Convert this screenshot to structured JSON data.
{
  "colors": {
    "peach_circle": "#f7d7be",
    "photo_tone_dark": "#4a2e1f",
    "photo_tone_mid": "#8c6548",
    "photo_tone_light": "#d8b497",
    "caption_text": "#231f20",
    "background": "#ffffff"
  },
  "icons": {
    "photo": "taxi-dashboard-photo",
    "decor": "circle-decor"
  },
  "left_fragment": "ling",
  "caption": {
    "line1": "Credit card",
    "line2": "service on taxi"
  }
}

WRITTEN REQUEST -> Retype all the material above precisely, with no line left out.

FINAL RESULT ->
Convert this screenshot to structured JSON data.
{
  "colors": {
    "peach_circle": "#f7d7be",
    "photo_tone_dark": "#4a2e1f",
    "photo_tone_mid": "#8c6548",
    "photo_tone_light": "#d8b497",
    "caption_text": "#231f20",
    "background": "#ffffff"
  },
  "icons": {
    "photo": "taxi-dashboard-photo",
    "decor": "circle-decor"
  },
  "left_fragment": "ling",
  "caption": {
    "line1": "Credit card",
    "line2": "service on taxi"
  }
}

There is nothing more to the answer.